Find the word "JSON" in the data. Return every line where it appears.
* Start *
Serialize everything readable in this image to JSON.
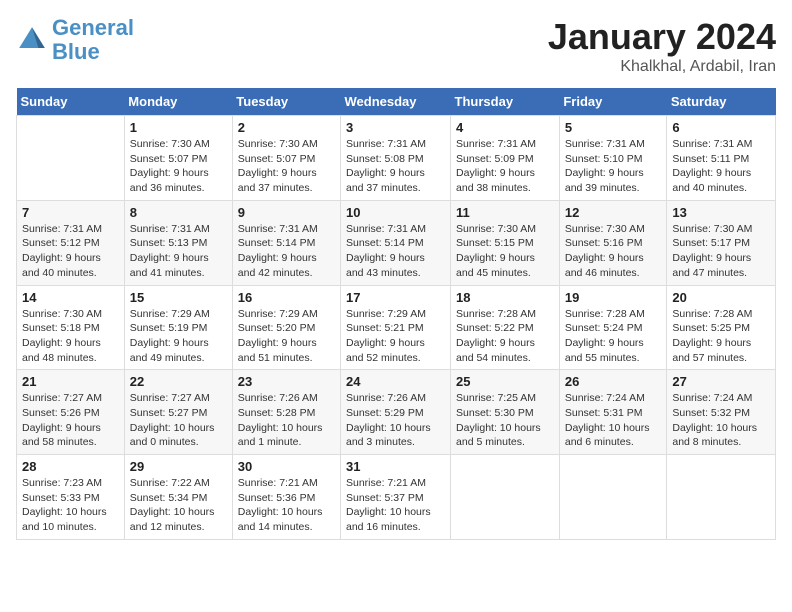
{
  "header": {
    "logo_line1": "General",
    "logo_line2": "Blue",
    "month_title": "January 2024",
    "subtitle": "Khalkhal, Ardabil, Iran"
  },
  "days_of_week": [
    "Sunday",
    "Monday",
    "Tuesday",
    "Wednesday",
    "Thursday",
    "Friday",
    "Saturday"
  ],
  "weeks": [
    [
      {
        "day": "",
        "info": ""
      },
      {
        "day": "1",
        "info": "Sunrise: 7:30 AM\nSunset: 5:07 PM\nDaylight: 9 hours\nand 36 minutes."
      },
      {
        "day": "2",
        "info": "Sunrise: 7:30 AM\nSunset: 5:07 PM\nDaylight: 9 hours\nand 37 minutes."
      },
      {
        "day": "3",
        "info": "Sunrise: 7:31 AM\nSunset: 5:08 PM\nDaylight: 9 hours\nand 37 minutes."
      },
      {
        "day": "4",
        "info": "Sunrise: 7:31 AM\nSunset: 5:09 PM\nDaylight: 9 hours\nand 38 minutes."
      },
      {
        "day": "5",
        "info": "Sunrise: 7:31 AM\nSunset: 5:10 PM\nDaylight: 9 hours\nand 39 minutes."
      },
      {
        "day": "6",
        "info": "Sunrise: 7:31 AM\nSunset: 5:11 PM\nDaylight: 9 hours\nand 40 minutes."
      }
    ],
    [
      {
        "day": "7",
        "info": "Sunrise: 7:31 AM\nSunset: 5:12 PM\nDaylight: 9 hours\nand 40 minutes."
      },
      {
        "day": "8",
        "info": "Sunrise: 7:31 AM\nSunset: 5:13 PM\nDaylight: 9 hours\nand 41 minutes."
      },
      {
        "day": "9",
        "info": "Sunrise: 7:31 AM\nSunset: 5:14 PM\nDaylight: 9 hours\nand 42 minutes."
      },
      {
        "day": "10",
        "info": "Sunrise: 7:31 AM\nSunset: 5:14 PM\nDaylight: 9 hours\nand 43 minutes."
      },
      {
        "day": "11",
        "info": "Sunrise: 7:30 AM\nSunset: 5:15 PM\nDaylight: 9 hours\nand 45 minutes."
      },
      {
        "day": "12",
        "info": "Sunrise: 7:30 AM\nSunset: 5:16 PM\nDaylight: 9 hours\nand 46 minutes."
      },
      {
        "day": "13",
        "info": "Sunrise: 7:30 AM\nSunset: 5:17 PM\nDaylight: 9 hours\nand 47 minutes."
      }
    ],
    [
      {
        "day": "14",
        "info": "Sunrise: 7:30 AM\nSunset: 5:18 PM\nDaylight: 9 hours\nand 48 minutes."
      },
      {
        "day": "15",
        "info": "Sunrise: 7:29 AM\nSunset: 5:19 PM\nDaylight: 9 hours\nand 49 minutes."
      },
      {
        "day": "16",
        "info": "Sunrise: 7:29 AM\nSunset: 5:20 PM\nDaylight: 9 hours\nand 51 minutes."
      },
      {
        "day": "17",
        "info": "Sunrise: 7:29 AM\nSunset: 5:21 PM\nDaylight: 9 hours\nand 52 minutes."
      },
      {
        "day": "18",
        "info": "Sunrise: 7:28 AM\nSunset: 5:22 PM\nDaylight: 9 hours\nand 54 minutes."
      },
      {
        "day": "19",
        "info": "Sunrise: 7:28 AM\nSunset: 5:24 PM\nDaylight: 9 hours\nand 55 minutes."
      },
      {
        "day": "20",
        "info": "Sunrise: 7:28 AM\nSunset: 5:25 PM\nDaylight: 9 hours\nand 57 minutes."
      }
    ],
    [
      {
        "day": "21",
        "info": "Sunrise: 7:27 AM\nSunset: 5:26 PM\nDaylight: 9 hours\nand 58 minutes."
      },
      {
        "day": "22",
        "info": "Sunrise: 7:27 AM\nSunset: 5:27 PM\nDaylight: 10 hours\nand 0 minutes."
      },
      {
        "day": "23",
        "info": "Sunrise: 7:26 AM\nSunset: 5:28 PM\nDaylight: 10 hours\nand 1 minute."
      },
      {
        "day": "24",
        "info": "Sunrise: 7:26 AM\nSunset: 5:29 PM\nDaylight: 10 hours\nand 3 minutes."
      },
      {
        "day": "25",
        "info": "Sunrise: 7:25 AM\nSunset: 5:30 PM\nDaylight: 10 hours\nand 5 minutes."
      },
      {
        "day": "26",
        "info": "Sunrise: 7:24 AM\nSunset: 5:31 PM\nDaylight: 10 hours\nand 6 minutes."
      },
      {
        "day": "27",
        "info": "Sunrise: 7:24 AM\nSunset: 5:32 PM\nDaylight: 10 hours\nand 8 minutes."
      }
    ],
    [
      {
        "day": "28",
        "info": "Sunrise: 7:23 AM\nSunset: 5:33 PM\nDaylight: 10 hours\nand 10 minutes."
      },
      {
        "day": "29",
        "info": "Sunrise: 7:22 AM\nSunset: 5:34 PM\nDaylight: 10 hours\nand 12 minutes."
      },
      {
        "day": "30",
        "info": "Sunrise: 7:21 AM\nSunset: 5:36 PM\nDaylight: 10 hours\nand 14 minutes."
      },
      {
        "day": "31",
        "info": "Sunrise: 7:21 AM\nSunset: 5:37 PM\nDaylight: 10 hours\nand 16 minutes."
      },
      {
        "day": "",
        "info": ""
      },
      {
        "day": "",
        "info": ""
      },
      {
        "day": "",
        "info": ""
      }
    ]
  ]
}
* End *
* Start *
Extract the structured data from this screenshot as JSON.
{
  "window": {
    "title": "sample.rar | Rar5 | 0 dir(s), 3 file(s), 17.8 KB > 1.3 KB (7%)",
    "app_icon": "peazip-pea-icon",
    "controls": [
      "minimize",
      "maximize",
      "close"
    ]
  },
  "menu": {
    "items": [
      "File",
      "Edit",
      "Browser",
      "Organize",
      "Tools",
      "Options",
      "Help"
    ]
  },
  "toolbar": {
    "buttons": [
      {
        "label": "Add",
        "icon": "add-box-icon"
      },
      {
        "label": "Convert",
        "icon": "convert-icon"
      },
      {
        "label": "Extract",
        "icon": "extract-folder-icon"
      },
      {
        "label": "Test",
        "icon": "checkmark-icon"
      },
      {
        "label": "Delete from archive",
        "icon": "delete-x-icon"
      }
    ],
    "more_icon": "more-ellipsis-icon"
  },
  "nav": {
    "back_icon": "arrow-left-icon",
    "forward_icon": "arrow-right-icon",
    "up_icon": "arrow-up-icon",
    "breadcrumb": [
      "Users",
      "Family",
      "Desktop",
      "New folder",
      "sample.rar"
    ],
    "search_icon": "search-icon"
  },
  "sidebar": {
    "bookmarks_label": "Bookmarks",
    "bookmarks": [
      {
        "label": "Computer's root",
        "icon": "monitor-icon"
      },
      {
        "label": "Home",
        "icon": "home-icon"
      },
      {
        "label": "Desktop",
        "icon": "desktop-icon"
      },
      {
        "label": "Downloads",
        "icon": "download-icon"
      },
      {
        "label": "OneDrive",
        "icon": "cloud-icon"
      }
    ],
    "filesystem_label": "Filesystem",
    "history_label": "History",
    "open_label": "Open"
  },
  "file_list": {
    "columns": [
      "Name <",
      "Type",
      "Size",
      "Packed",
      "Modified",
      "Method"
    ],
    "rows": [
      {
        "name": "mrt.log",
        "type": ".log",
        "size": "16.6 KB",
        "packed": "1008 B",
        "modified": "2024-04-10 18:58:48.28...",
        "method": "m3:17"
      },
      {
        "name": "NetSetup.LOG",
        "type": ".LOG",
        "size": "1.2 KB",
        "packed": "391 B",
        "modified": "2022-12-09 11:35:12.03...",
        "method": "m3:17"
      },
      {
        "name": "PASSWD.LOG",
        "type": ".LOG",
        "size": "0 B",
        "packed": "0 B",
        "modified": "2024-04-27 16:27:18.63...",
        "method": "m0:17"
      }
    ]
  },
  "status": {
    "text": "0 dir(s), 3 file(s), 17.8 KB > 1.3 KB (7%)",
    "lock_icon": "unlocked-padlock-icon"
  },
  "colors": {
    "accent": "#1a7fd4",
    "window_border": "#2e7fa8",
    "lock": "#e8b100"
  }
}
* End *
OUTPUT:
Serialize everything readable in this image to JSON.
Extract the structured data from this screenshot as JSON.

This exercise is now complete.